* Brief *
Transcribe the entries below exactly.

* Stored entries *
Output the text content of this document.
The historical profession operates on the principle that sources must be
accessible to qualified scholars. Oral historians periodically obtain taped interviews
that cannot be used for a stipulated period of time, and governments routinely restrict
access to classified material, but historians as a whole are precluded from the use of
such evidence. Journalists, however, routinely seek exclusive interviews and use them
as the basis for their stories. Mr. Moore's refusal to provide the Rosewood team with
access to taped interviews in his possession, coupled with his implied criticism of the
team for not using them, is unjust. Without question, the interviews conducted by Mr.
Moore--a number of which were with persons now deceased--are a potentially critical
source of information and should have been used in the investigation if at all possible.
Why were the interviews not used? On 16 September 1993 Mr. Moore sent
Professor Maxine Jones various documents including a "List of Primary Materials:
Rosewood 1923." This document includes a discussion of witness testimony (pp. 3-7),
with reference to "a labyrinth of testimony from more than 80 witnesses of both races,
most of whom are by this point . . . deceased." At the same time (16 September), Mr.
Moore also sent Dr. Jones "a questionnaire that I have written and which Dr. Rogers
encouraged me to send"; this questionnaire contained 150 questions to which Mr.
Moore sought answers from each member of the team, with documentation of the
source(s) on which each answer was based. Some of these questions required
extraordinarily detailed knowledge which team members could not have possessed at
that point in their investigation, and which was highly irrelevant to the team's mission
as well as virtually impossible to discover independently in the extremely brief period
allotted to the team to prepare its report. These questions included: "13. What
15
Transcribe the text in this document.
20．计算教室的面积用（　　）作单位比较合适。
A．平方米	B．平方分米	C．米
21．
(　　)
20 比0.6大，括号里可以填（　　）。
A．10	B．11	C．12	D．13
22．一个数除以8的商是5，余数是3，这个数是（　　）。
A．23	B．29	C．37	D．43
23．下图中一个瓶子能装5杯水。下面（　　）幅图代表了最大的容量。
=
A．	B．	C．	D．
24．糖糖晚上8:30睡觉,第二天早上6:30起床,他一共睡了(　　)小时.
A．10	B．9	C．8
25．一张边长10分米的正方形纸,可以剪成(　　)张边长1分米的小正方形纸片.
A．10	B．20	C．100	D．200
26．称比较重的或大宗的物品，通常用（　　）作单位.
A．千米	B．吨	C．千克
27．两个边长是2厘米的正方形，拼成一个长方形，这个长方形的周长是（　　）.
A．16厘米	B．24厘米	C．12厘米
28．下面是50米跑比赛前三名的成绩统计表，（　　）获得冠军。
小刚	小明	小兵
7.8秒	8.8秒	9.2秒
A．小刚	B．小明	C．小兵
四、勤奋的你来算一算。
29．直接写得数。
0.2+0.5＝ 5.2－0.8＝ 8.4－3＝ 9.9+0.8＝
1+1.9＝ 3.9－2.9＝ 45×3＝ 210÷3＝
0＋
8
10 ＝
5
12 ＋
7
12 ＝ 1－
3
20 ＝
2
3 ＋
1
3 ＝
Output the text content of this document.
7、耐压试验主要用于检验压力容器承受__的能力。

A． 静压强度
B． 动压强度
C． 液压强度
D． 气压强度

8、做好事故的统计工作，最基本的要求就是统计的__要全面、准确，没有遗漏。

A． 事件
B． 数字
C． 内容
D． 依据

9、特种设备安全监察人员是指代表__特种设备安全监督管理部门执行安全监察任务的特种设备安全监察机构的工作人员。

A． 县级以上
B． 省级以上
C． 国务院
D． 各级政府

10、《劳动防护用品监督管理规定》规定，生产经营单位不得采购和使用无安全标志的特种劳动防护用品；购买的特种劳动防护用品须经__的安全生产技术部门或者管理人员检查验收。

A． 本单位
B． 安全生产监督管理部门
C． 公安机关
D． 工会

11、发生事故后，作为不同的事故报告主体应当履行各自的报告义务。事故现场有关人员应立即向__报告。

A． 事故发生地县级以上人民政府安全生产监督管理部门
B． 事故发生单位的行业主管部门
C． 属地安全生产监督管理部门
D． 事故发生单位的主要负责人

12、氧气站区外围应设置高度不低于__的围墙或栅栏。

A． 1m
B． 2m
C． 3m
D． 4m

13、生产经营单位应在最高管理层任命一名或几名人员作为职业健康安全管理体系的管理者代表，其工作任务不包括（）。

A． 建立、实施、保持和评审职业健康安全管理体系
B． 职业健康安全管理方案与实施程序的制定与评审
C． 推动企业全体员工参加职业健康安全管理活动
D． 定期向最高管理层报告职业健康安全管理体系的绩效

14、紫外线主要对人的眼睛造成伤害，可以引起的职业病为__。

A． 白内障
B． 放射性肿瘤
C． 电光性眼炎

* Problem solution *
Output the text content of this document.
The historical profession operates on the principle that sources must be
accessible to qualified scholars. Oral historians periodically obtain taped interviews
that cannot be used for a stipulated period of time, and governments routinely restrict
access to classified material, but historians as a whole are precluded from the use of
such evidence. Journalists, however, routinely seek exclusive interviews and use them
as the basis for their stories. Mr. Moore's refusal to provide the Rosewood team with
access to taped interviews in his possession, coupled with his implied criticism of the
team for not using them, is unjust. Without question, the interviews conducted by Mr.
Moore--a number of which were with persons now deceased--are a potentially critical
source of information and should have been used in the investigation if at all possible.
Why were the interviews not used? On 16 September 1993 Mr. Moore sent
Professor Maxine Jones various documents including a "List of Primary Materials:
Rosewood 1923." This document includes a discussion of witness testimony (pp. 3-7),
with reference to "a labyrinth of testimony from more than 80 witnesses of both races,
most of whom are by this point . . . deceased." At the same time (16 September), Mr.
Moore also sent Dr. Jones "a questionnaire that I have written and which Dr. Rogers
encouraged me to send"; this questionnaire contained 150 questions to which Mr.
Moore sought answers from each member of the team, with documentation of the
source(s) on which each answer was based. Some of these questions required
extraordinarily detailed knowledge which team members could not have possessed at
that point in their investigation, and which was highly irrelevant to the team's mission
as well as virtually impossible to discover independently in the extremely brief period
allotted to the team to prepare its report. These questions included: "13. What
15
Transcribe the text in this document.
20．计算教室的面积用（　　）作单位比较合适。
A．平方米	B．平方分米	C．米
21．
(　　)
20 比0.6大，括号里可以填（　　）。
A．10	B．11	C．12	D．13
22．一个数除以8的商是5，余数是3，这个数是（　　）。
A．23	B．29	C．37	D．43
23．下图中一个瓶子能装5杯水。下面（　　）幅图代表了最大的容量。
=
A．	B．	C．	D．
24．糖糖晚上8:30睡觉,第二天早上6:30起床,他一共睡了(　　)小时.
A．10	B．9	C．8
25．一张边长10分米的正方形纸,可以剪成(　　)张边长1分米的小正方形纸片.
A．10	B．20	C．100	D．200
26．称比较重的或大宗的物品，通常用（　　）作单位.
A．千米	B．吨	C．千克
27．两个边长是2厘米的正方形，拼成一个长方形，这个长方形的周长是（　　）.
A．16厘米	B．24厘米	C．12厘米
28．下面是50米跑比赛前三名的成绩统计表，（　　）获得冠军。
小刚	小明	小兵
7.8秒	8.8秒	9.2秒
A．小刚	B．小明	C．小兵
四、勤奋的你来算一算。
29．直接写得数。
0.2+0.5＝ 5.2－0.8＝ 8.4－3＝ 9.9+0.8＝
1+1.9＝ 3.9－2.9＝ 45×3＝ 210÷3＝
0＋
8
10 ＝
5
12 ＋
7
12 ＝ 1－
3
20 ＝
2
3 ＋
1
3 ＝
Output the text content of this document.
7、耐压试验主要用于检验压力容器承受__的能力。

A． 静压强度
B． 动压强度
C． 液压强度
D． 气压强度

8、做好事故的统计工作，最基本的要求就是统计的__要全面、准确，没有遗漏。

A． 事件
B． 数字
C． 内容
D． 依据

9、特种设备安全监察人员是指代表__特种设备安全监督管理部门执行安全监察任务的特种设备安全监察机构的工作人员。

A． 县级以上
B． 省级以上
C． 国务院
D． 各级政府

10、《劳动防护用品监督管理规定》规定，生产经营单位不得采购和使用无安全标志的特种劳动防护用品；购买的特种劳动防护用品须经__的安全生产技术部门或者管理人员检查验收。

A． 本单位
B． 安全生产监督管理部门
C． 公安机关
D． 工会

11、发生事故后，作为不同的事故报告主体应当履行各自的报告义务。事故现场有关人员应立即向__报告。

A． 事故发生地县级以上人民政府安全生产监督管理部门
B． 事故发生单位的行业主管部门
C． 属地安全生产监督管理部门
D． 事故发生单位的主要负责人

12、氧气站区外围应设置高度不低于__的围墙或栅栏。

A． 1m
B． 2m
C． 3m
D． 4m

13、生产经营单位应在最高管理层任命一名或几名人员作为职业健康安全管理体系的管理者代表，其工作任务不包括（）。

A． 建立、实施、保持和评审职业健康安全管理体系
B． 职业健康安全管理方案与实施程序的制定与评审
C． 推动企业全体员工参加职业健康安全管理活动
D． 定期向最高管理层报告职业健康安全管理体系的绩效

14、紫外线主要对人的眼睛造成伤害，可以引起的职业病为__。

A． 白内障
B． 放射性肿瘤
C． 电光性眼炎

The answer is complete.